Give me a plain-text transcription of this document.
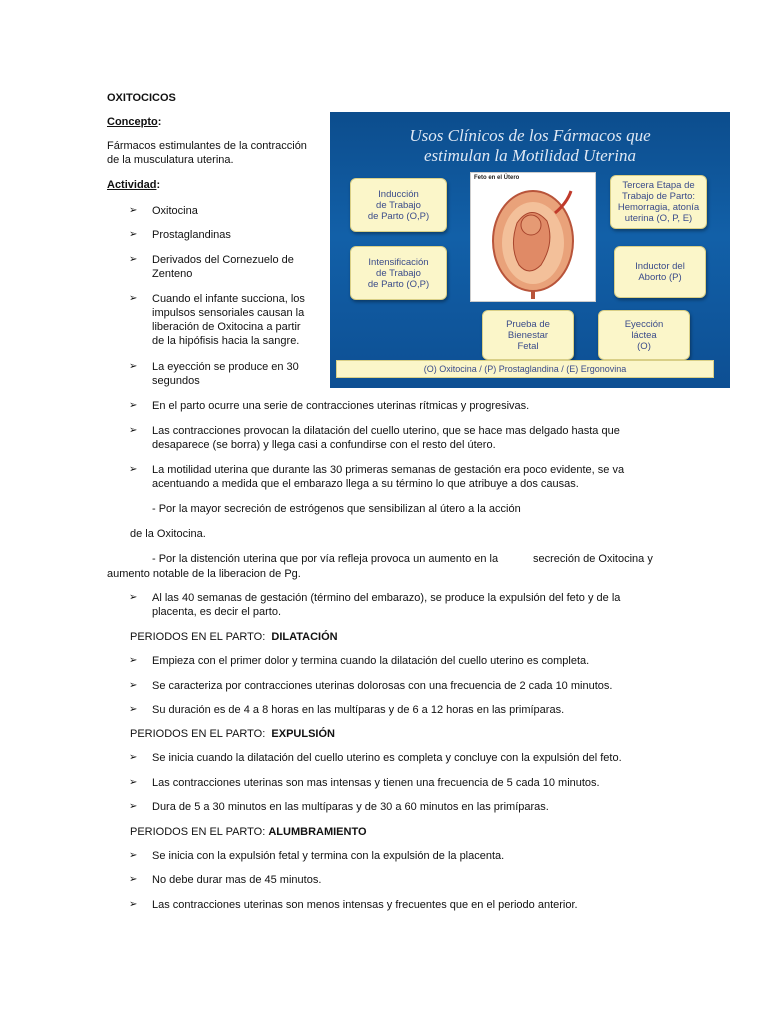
OXITOCICOS
Concepto:
Fármacos estimulantes de la contracción
de la musculatura uterina.
Actividad:
➢ Oxitocina
➢ Prostaglandinas
➢ Derivados del Cornezuelo de
Zenteno
➢ Cuando el infante succiona, los
impulsos sensoriales causan la
liberación de Oxitocina a partir
de la hipófisis hacia la sangre.
➢ La eyección se produce en 30
segundos
Usos Clínicos de los Fármacos que
estimulan la Motilidad Uterina
Inducción
de Trabajo
de Parto (O,P)
Tercera Etapa de
Trabajo de Parto:
Hemorragia, atonía
uterina (O, P, E)
Intensificación
de Trabajo
de Parto (O,P)
Inductor del
Aborto (P)
Prueba de
Bienestar
Fetal
Eyección
láctea
(O)
Feto en el Útero
(O) Oxitocina / (P) Prostaglandina / (E) Ergonovina
➢ En el parto ocurre una serie de contracciones uterinas rítmicas y progresivas.
➢ Las contracciones provocan la dilatación del cuello uterino, que se hace mas delgado hasta que
desaparece (se borra) y llega casi a confundirse con el resto del útero.
➢ La motilidad uterina que durante las 30 primeras semanas de gestación era poco evidente, se va
acentuando a medida que el embarazo llega a su término lo que atribuye a dos causas.
- Por la mayor secreción de estrógenos que sensibilizan al útero a la acción
de la Oxitocina.
- Por la distención uterina que por vía refleja provoca un aumento en la	secreción de Oxitocina y
aumento notable de la liberacion de Pg.
➢ Al las 40 semanas de gestación (término del embarazo), se produce la expulsión del feto y de la
placenta, es decir el parto.
PERIODOS EN EL PARTO:  DILATACIÓN
➢ Empieza con el primer dolor y termina cuando la dilatación del cuello uterino es completa.
➢ Se caracteriza por contracciones uterinas dolorosas con una frecuencia de 2 cada 10 minutos.
➢ Su duración es de 4 a 8 horas en las multíparas y de 6 a 12 horas en las primíparas.
PERIODOS EN EL PARTO:  EXPULSIÓN
➢ Se inicia cuando la dilatación del cuello uterino es completa y concluye con la expulsión del feto.
➢ Las contracciones uterinas son mas intensas y tienen una frecuencia de 5 cada 10 minutos.
➢ Dura de 5 a 30 minutos en las multíparas y de 30 a 60 minutos en las primíparas.
PERIODOS EN EL PARTO: ALUMBRAMIENTO
➢ Se inicia con la expulsión fetal y termina con la expulsión de la placenta.
➢ No debe durar mas de 45 minutos.
➢ Las contracciones uterinas son menos intensas y frecuentes que en el periodo anterior.
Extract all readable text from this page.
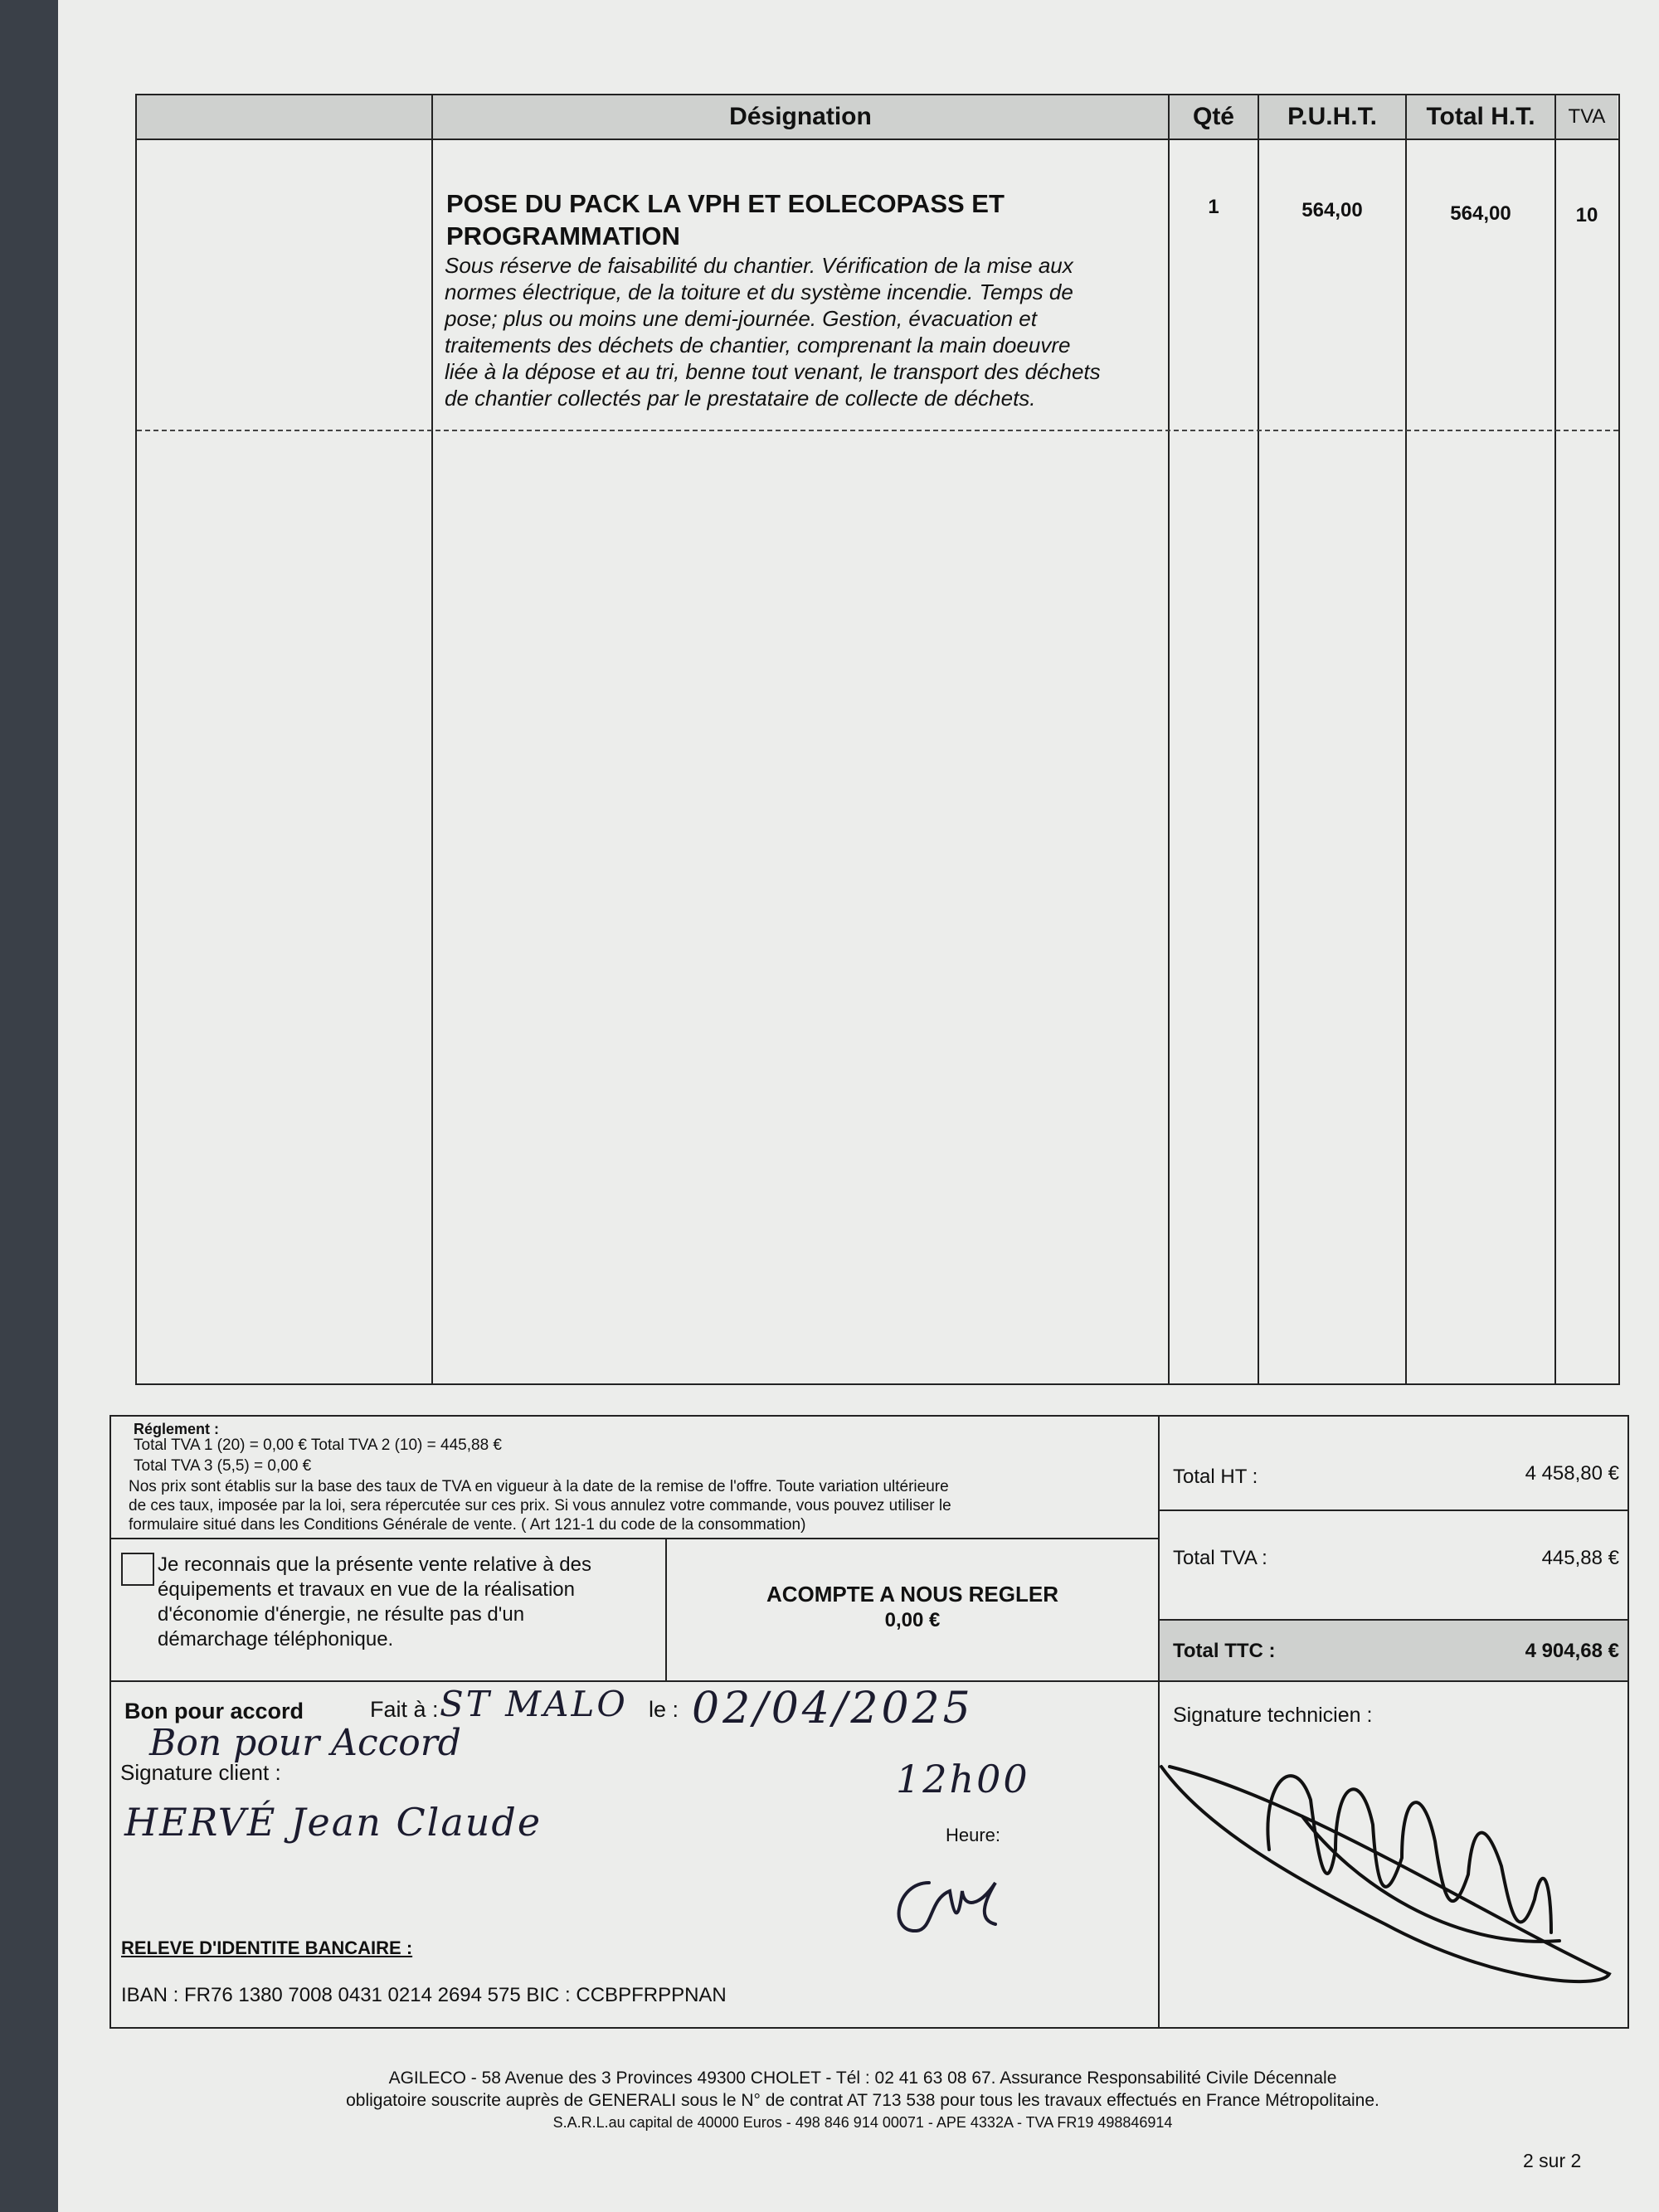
Désignation	Qté	P.U.H.T.	Total H.T.	TVA
POSE DU PACK LA VPH ET EOLECOPASS ET
PROGRAMMATION
Sous réserve de faisabilité du chantier. Vérification de la mise aux
normes électrique, de la toiture et du système incendie. Temps de
pose; plus ou moins une demi-journée. Gestion, évacuation et
traitements des déchets de chantier, comprenant la main doeuvre
liée à la dépose et au tri, benne tout venant, le transport des déchets
de chantier collectés par le prestataire de collecte de déchets.
1	564,00	564,00	10
Réglement :
Total TVA 1 (20) = 0,00 € Total TVA 2 (10) = 445,88 €
Total TVA 3 (5,5) = 0,00 €
Nos prix sont établis sur la base des taux de TVA en vigueur à la date de la remise de l'offre. Toute variation ultérieure
de ces taux, imposée par la loi, sera répercutée sur ces prix. Si vous annulez votre commande, vous pouvez utiliser le
formulaire situé dans les Conditions Générale de vente. ( Art 121-1 du code de la consommation)
Je reconnais que la présente vente relative à des
équipements et travaux en vue de la réalisation
d'économie d'énergie, ne résulte pas d'un
démarchage téléphonique.
ACOMPTE A NOUS REGLER
0,00 €
Total HT :	4 458,80 €
Total TVA :	445,88 €
Total TTC :	4 904,68 €
Bon pour accord	Fait à : ST MALO le : 02/04/2025
Bon pour Accord
Signature client :
HERVÉ Jean Claude
12h00
Heure:
Signature technicien :
RELEVE D'IDENTITE BANCAIRE :
IBAN : FR76 1380 7008 0431 0214 2694 575 BIC : CCBPFRPPNAN
AGILECO - 58 Avenue des 3 Provinces 49300 CHOLET - Tél : 02 41 63 08 67. Assurance Responsabilité Civile Décennale
obligatoire souscrite auprès de GENERALI sous le N° de contrat AT 713 538 pour tous les travaux effectués en France Métropolitaine.
S.A.R.L.au capital de 40000 Euros - 498 846 914 00071 - APE 4332A - TVA FR19 498846914
2 sur 2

(What you are asked to do)
Strip out the pictures and quote the remaining data word for word.

(Result of the exercise)
Give me a plain-text transcription of this document.
OXITOCICOS
Concepto:
Fármacos estimulantes de la contracción
de la musculatura uterina.
Actividad:
➢ Oxitocina
➢ Prostaglandinas
➢ Derivados del Cornezuelo de
Zenteno
➢ Cuando el infante succiona, los
impulsos sensoriales causan la
liberación de Oxitocina a partir
de la hipófisis hacia la sangre.
➢ La eyección se produce en 30
segundos
Usos Clínicos de los Fármacos que
estimulan la Motilidad Uterina
Inducción
de Trabajo
de Parto (O,P)
Tercera Etapa de
Trabajo de Parto:
Hemorragia, atonía
uterina (O, P, E)
Intensificación
de Trabajo
de Parto (O,P)
Inductor del
Aborto (P)
Prueba de
Bienestar
Fetal
Eyección
láctea
(O)
Feto en el Útero
(O) Oxitocina / (P) Prostaglandina / (E) Ergonovina
➢ En el parto ocurre una serie de contracciones uterinas rítmicas y progresivas.
➢ Las contracciones provocan la dilatación del cuello uterino, que se hace mas delgado hasta que
desaparece (se borra) y llega casi a confundirse con el resto del útero.
➢ La motilidad uterina que durante las 30 primeras semanas de gestación era poco evidente, se va
acentuando a medida que el embarazo llega a su término lo que atribuye a dos causas.
- Por la mayor secreción de estrógenos que sensibilizan al útero a la acción
de la Oxitocina.
- Por la distención uterina que por vía refleja provoca un aumento en la	secreción de Oxitocina y
aumento notable de la liberacion de Pg.
➢ Al las 40 semanas de gestación (término del embarazo), se produce la expulsión del feto y de la
placenta, es decir el parto.
PERIODOS EN EL PARTO:  DILATACIÓN
➢ Empieza con el primer dolor y termina cuando la dilatación del cuello uterino es completa.
➢ Se caracteriza por contracciones uterinas dolorosas con una frecuencia de 2 cada 10 minutos.
➢ Su duración es de 4 a 8 horas en las multíparas y de 6 a 12 horas en las primíparas.
PERIODOS EN EL PARTO:  EXPULSIÓN
➢ Se inicia cuando la dilatación del cuello uterino es completa y concluye con la expulsión del feto.
➢ Las contracciones uterinas son mas intensas y tienen una frecuencia de 5 cada 10 minutos.
➢ Dura de 5 a 30 minutos en las multíparas y de 30 a 60 minutos en las primíparas.
PERIODOS EN EL PARTO: ALUMBRAMIENTO
➢ Se inicia con la expulsión fetal y termina con la expulsión de la placenta.
➢ No debe durar mas de 45 minutos.
➢ Las contracciones uterinas son menos intensas y frecuentes que en el periodo anterior.
Extract all readable text from this page.
Désignation	Qté	P.U.H.T.	Total H.T.	TVA
POSE DU PACK LA VPH ET EOLECOPASS ET
PROGRAMMATION
Sous réserve de faisabilité du chantier. Vérification de la mise aux
normes électrique, de la toiture et du système incendie. Temps de
pose; plus ou moins une demi-journée. Gestion, évacuation et
traitements des déchets de chantier, comprenant la main doeuvre
liée à la dépose et au tri, benne tout venant, le transport des déchets
de chantier collectés par le prestataire de collecte de déchets.
1	564,00	564,00	10
Réglement :
Total TVA 1 (20) = 0,00 € Total TVA 2 (10) = 445,88 €
Total TVA 3 (5,5) = 0,00 €
Nos prix sont établis sur la base des taux de TVA en vigueur à la date de la remise de l'offre. Toute variation ultérieure
de ces taux, imposée par la loi, sera répercutée sur ces prix. Si vous annulez votre commande, vous pouvez utiliser le
formulaire situé dans les Conditions Générale de vente. ( Art 121-1 du code de la consommation)
Je reconnais que la présente vente relative à des
équipements et travaux en vue de la réalisation
d'économie d'énergie, ne résulte pas d'un
démarchage téléphonique.
ACOMPTE A NOUS REGLER
0,00 €
Total HT :	4 458,80 €
Total TVA :	445,88 €
Total TTC :	4 904,68 €
Bon pour accord	Fait à : ST MALO le : 02/04/2025
Bon pour Accord
Signature client :
HERVÉ Jean Claude
12h00
Heure:
Signature technicien :
RELEVE D'IDENTITE BANCAIRE :
IBAN : FR76 1380 7008 0431 0214 2694 575 BIC : CCBPFRPPNAN
AGILECO - 58 Avenue des 3 Provinces 49300 CHOLET - Tél : 02 41 63 08 67. Assurance Responsabilité Civile Décennale
obligatoire souscrite auprès de GENERALI sous le N° de contrat AT 713 538 pour tous les travaux effectués en France Métropolitaine.
S.A.R.L.au capital de 40000 Euros - 498 846 914 00071 - APE 4332A - TVA FR19 498846914
2 sur 2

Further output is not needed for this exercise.